▶ Text provided:
Sir John Valentine Butterfill FRICS (14 February 1941 – 7 November 2021) was a British Conservative politician and businessman who served as Member of Parliament (MP) for Bournemouth West from 1983 until he stood down at the 2010 general election.

Early life and career[edit]

Born in Surrey, Butterfill was educated at Caterham School and the College of Estate Management in London. In 1962, he began his career as a valuer with Jones Lang Wootton before becoming a senior executive with the Hammerson Group in 1964. He was a director at the Audley Properties Group (now the Bovis Homes Group) from 1969 until he became the managing director of the St Paul's Securities Group. He became a Fellow of the Royal Institution of Chartered Surveyors in 1974.

He was elected as the chairman of the Guildford Conservative Association from 1976 to 1982. In 1977 he became a senior partner in Curchod & Co Chartered Surveyors, where he remained until 1992. He was the director of ISLEF Building and Construction Ltd from 1985 to 1991 and the Pavilion Services Group from 1992 to 1994.

Parliamentary career[edit]

In 1979, Butterfill contested London South East Inner at the European Parliamentary election but was defeated comfortably by Labour's Richard Balfe. He was selected to contest the Croydon North West by-election in 1981, which was caused by the death of Conservative MP Robert Taylor.

It came as a great surprise when Bill Pitt won the seat for the Liberal Party, on a 24% swing and with a majority of 3,254. He was subsequently chosen to contest the south-coast seat of Bournemouth West on the retirement of the veteran MP John Eden. Butterfill won the seat at the 1983 general election with a majority of 13,331 and remained the MP until 2010.

Butterfill remained a backbencher for the entirety of his parliamentary career. He was the Parliamentary Private Secretary (PPS) to the Secretary of State for Energy, Cecil Parkinson, in 1988, remaining Parkinson's PPS when he became the Secretary of State for Transport in 1989. His job ended when Parkinson resigned from the Cabinet at the election of John Major to succeed Margaret Thatcher in 1990.

Butterfill served on many select committees during his more than 20-year Westminster career. He was responsible for introducing many acts of Parliament including the Registered Homes (Amendment) Act 1991,[1] the Insolvency Act 1994,[2] and the Policyholders Protection Act 1997.[3]

In 1995, he entered a bill to place the UK in Central European Time. It was opposed by many Scottish MPs.[4]

He introduced the Financial Mutuals Arrangements Bill, which was renamed and became the Building Societies (Funding) and Mutual Societies (Transfers) Act 2007.

▶ Parts of the exercise:
(a) According to the passage about John Butterfill, in what year did he become a Fellow of the Royal Institution of Chartered Surveyors?
(b) Quote the passage about John Butterfill from "It came as a" to "MP until 2010.".

▶ Data excerpt:
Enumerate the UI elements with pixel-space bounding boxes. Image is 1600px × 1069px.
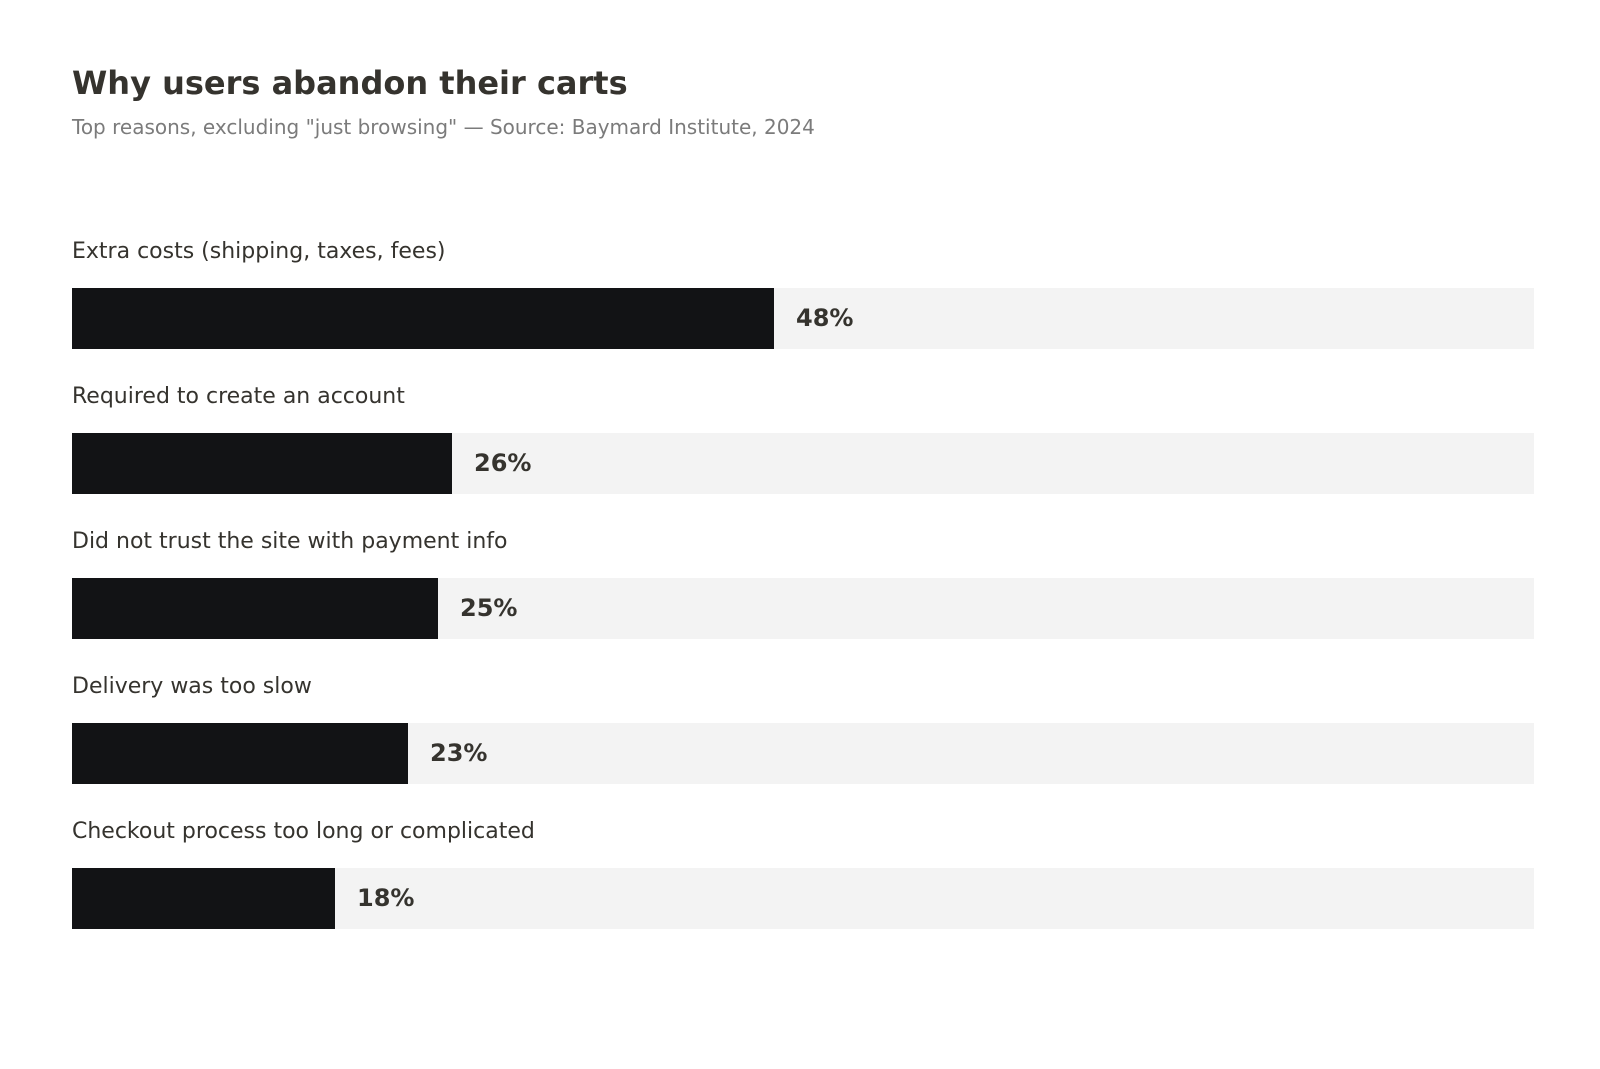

▶ Replies:
(a) 1974

(b)
It came as a great surprise when Bill Pitt won the seat for the Liberal Party, on a 24% swing and with a majority of 3,254. He was subsequently chosen to contest the south-coast seat of Bournemouth West on the retirement of the veteran MP John Eden. Butterfill won the seat at the 1983 general election with a majority of 13,331 and remained the MP until 2010.